## Your goal
Return the listing below in full, with every line exactly as it is.

## Items
====================

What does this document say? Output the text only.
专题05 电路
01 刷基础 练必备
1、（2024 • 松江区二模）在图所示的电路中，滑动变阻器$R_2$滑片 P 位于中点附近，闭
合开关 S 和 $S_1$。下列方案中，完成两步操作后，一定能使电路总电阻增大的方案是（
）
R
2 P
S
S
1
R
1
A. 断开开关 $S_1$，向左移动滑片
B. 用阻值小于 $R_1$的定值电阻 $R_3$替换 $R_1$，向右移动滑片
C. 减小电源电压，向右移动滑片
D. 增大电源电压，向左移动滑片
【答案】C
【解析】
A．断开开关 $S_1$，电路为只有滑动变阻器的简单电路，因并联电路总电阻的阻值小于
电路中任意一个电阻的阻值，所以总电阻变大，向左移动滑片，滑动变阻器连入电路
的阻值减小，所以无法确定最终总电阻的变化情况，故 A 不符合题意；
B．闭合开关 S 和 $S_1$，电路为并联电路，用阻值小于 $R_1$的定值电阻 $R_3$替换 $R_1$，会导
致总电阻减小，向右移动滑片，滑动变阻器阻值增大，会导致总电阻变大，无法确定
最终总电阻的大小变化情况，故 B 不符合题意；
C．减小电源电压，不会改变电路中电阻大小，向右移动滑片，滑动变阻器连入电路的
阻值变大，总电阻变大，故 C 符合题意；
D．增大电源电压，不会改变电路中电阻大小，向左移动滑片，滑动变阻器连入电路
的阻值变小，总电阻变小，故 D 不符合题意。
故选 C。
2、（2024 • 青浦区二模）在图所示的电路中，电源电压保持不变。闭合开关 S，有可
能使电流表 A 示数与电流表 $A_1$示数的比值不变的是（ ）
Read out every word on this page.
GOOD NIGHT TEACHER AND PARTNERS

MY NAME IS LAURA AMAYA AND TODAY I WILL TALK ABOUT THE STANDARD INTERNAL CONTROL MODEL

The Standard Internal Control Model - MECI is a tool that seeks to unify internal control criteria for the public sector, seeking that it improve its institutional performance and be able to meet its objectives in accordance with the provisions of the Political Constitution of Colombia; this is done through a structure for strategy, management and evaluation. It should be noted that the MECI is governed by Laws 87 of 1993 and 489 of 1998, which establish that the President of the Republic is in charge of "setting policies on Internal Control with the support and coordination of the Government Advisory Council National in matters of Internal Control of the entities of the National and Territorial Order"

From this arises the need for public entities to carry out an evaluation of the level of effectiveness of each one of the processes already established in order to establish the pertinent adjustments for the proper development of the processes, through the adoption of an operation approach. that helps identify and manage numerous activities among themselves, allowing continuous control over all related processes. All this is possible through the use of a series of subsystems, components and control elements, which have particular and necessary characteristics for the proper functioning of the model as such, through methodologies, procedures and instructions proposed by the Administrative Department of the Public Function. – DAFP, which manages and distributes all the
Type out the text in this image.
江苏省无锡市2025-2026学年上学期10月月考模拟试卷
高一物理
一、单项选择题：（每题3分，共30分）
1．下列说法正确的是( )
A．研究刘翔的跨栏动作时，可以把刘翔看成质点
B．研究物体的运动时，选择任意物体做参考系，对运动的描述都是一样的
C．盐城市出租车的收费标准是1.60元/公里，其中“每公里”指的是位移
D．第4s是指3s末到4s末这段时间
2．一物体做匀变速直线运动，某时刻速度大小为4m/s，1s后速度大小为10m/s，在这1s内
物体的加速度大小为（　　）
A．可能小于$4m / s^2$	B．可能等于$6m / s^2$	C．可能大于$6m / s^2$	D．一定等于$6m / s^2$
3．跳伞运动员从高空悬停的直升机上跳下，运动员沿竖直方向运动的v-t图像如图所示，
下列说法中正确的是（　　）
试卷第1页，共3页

====================

## Exercise solution
What does this document say? Output the text only.
专题05 电路
01 刷基础 练必备
1、（2024 • 松江区二模）在图所示的电路中，滑动变阻器$R_2$滑片 P 位于中点附近，闭
合开关 S 和 $S_1$。下列方案中，完成两步操作后，一定能使电路总电阻增大的方案是（
）
R
2 P
S
S
1
R
1
A. 断开开关 $S_1$，向左移动滑片
B. 用阻值小于 $R_1$的定值电阻 $R_3$替换 $R_1$，向右移动滑片
C. 减小电源电压，向右移动滑片
D. 增大电源电压，向左移动滑片
【答案】C
【解析】
A．断开开关 $S_1$，电路为只有滑动变阻器的简单电路，因并联电路总电阻的阻值小于
电路中任意一个电阻的阻值，所以总电阻变大，向左移动滑片，滑动变阻器连入电路
的阻值减小，所以无法确定最终总电阻的变化情况，故 A 不符合题意；
B．闭合开关 S 和 $S_1$，电路为并联电路，用阻值小于 $R_1$的定值电阻 $R_3$替换 $R_1$，会导
致总电阻减小，向右移动滑片，滑动变阻器阻值增大，会导致总电阻变大，无法确定
最终总电阻的大小变化情况，故 B 不符合题意；
C．减小电源电压，不会改变电路中电阻大小，向右移动滑片，滑动变阻器连入电路的
阻值变大，总电阻变大，故 C 符合题意；
D．增大电源电压，不会改变电路中电阻大小，向左移动滑片，滑动变阻器连入电路
的阻值变小，总电阻变小，故 D 不符合题意。
故选 C。
2、（2024 • 青浦区二模）在图所示的电路中，电源电压保持不变。闭合开关 S，有可
能使电流表 A 示数与电流表 $A_1$示数的比值不变的是（ ）
Read out every word on this page.
GOOD NIGHT TEACHER AND PARTNERS

MY NAME IS LAURA AMAYA AND TODAY I WILL TALK ABOUT THE STANDARD INTERNAL CONTROL MODEL

The Standard Internal Control Model - MECI is a tool that seeks to unify internal control criteria for the public sector, seeking that it improve its institutional performance and be able to meet its objectives in accordance with the provisions of the Political Constitution of Colombia; this is done through a structure for strategy, management and evaluation. It should be noted that the MECI is governed by Laws 87 of 1993 and 489 of 1998, which establish that the President of the Republic is in charge of "setting policies on Internal Control with the support and coordination of the Government Advisory Council National in matters of Internal Control of the entities of the National and Territorial Order"

From this arises the need for public entities to carry out an evaluation of the level of effectiveness of each one of the processes already established in order to establish the pertinent adjustments for the proper development of the processes, through the adoption of an operation approach. that helps identify and manage numerous activities among themselves, allowing continuous control over all related processes. All this is possible through the use of a series of subsystems, components and control elements, which have particular and necessary characteristics for the proper functioning of the model as such, through methodologies, procedures and instructions proposed by the Administrative Department of the Public Function. – DAFP, which manages and distributes all the
Type out the text in this image.
江苏省无锡市2025-2026学年上学期10月月考模拟试卷
高一物理
一、单项选择题：（每题3分，共30分）
1．下列说法正确的是( )
A．研究刘翔的跨栏动作时，可以把刘翔看成质点
B．研究物体的运动时，选择任意物体做参考系，对运动的描述都是一样的
C．盐城市出租车的收费标准是1.60元/公里，其中“每公里”指的是位移
D．第4s是指3s末到4s末这段时间
2．一物体做匀变速直线运动，某时刻速度大小为4m/s，1s后速度大小为10m/s，在这1s内
物体的加速度大小为（　　）
A．可能小于$4m / s^2$	B．可能等于$6m / s^2$	C．可能大于$6m / s^2$	D．一定等于$6m / s^2$
3．跳伞运动员从高空悬停的直升机上跳下，运动员沿竖直方向运动的v-t图像如图所示，
下列说法中正确的是（　　）
试卷第1页，共3页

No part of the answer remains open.